* WORK TO COMPLETE:
Search the entries below for the string "help" and give the number of lines that hold it, nothing else.

------------------------------

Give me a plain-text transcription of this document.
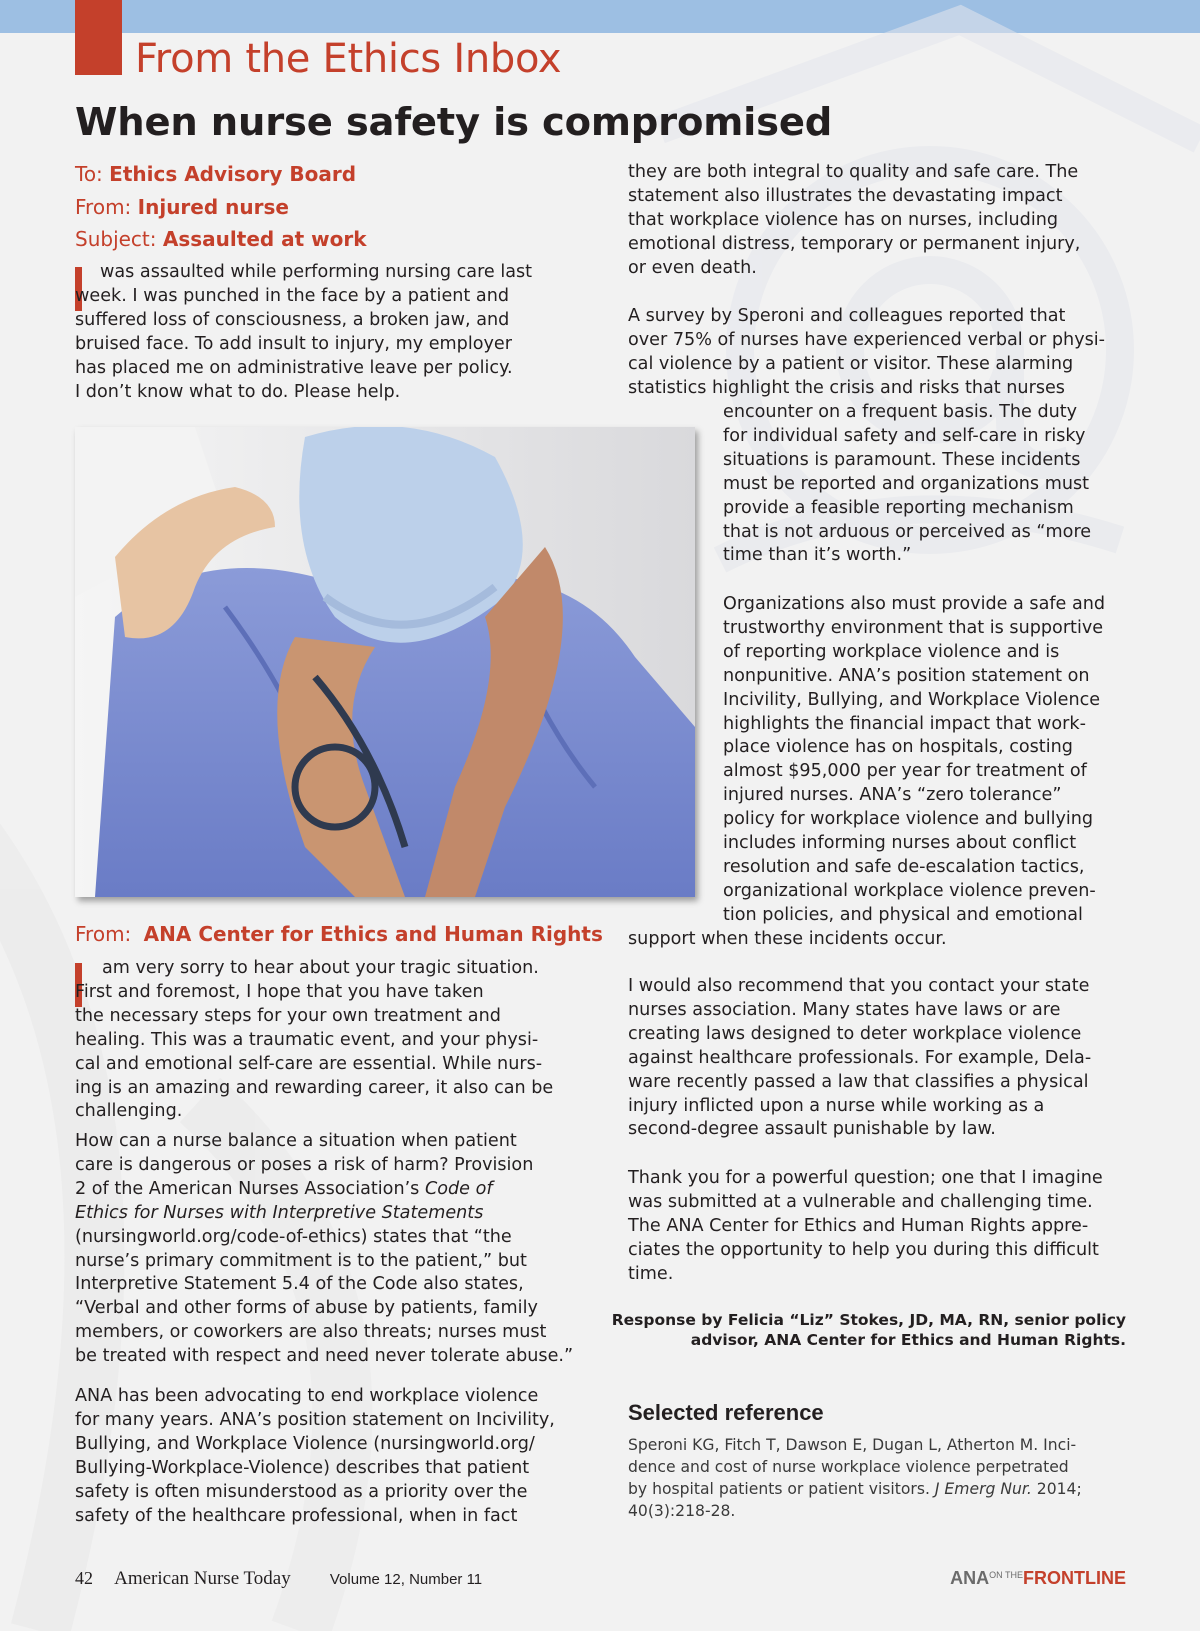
From the Ethics Inbox
When nurse safety is compromised
To: Ethics Advisory Board
From: Injured nurse
Subject: Assaulted at work

was assaulted while performing nursing care last
week. I was punched in the face by a patient and
suffered loss of consciousness, a broken jaw, and
bruised face. To add insult to injury, my employer
has placed me on administrative leave per policy.
I don’t know what to do. Please help.

From: ANA Center for Ethics and Human Rights

am very sorry to hear about your tragic situation.
First and foremost, I hope that you have taken
the necessary steps for your own treatment and
healing. This was a traumatic event, and your physi-
cal and emotional self-care are essential. While nurs-
ing is an amazing and rewarding career, it also can be
challenging.

How can a nurse balance a situation when patient
care is dangerous or poses a risk of harm? Provision
2 of the American Nurses Association’s Code of
Ethics for Nurses with Interpretive Statements
(nursingworld.org/code-of-ethics) states that “the
nurse’s primary commitment is to the patient,” but
Interpretive Statement 5.4 of the Code also states,
“Verbal and other forms of abuse by patients, family
members, or coworkers are also threats; nurses must
be treated with respect and need never tolerate abuse.”

ANA has been advocating to end workplace violence
for many years. ANA’s position statement on Incivility,
Bullying, and Workplace Violence (nursingworld.org/
Bullying-Workplace-Violence) describes that patient
safety is often misunderstood as a priority over the
safety of the healthcare professional, when in fact

they are both integral to quality and safe care. The
statement also illustrates the devastating impact
that workplace violence has on nurses, including
emotional distress, temporary or permanent injury,
or even death.

A survey by Speroni and colleagues reported that
over 75% of nurses have experienced verbal or physi-
cal violence by a patient or visitor. These alarming
statistics highlight the crisis and risks that nurses

encounter on a frequent basis. The duty
for individual safety and self-care in risky
situations is paramount. These incidents
must be reported and organizations must
provide a feasible reporting mechanism
that is not arduous or perceived as “more
time than it’s worth.”

Organizations also must provide a safe and
trustworthy environment that is supportive
of reporting workplace violence and is
nonpunitive. ANA’s position statement on
Incivility, Bullying, and Workplace Violence
highlights the financial impact that work-
place violence has on hospitals, costing
almost $95,000 per year for treatment of
injured nurses. ANA’s “zero tolerance”
policy for workplace violence and bullying
includes informing nurses about conflict
resolution and safe de-escalation tactics,
organizational workplace violence preven-
tion policies, and physical and emotional

support when these incidents occur.

I would also recommend that you contact your state
nurses association. Many states have laws or are
creating laws designed to deter workplace violence
against healthcare professionals. For example, Dela-
ware recently passed a law that classifies a physical
injury inflicted upon a nurse while working as a
second-degree assault punishable by law.

Thank you for a powerful question; one that I imagine
was submitted at a vulnerable and challenging time.
The ANA Center for Ethics and Human Rights appre-
ciates the opportunity to help you during this difficult
time.

Response by Felicia “Liz” Stokes, JD, MA, RN, senior policy
advisor, ANA Center for Ethics and Human Rights.

Selected reference

Speroni KG, Fitch T, Dawson E, Dugan L, Atherton M. Inci-
dence and cost of nurse workplace violence perpetrated
by hospital patients or patient visitors. J Emerg Nur. 2014;
40(3):218-28.

42 American Nurse Today	Volume 12, Number 11	$ANA^{ON THE}FRONTLINE$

------------------------------

* EXERCISE RESPONSE:
2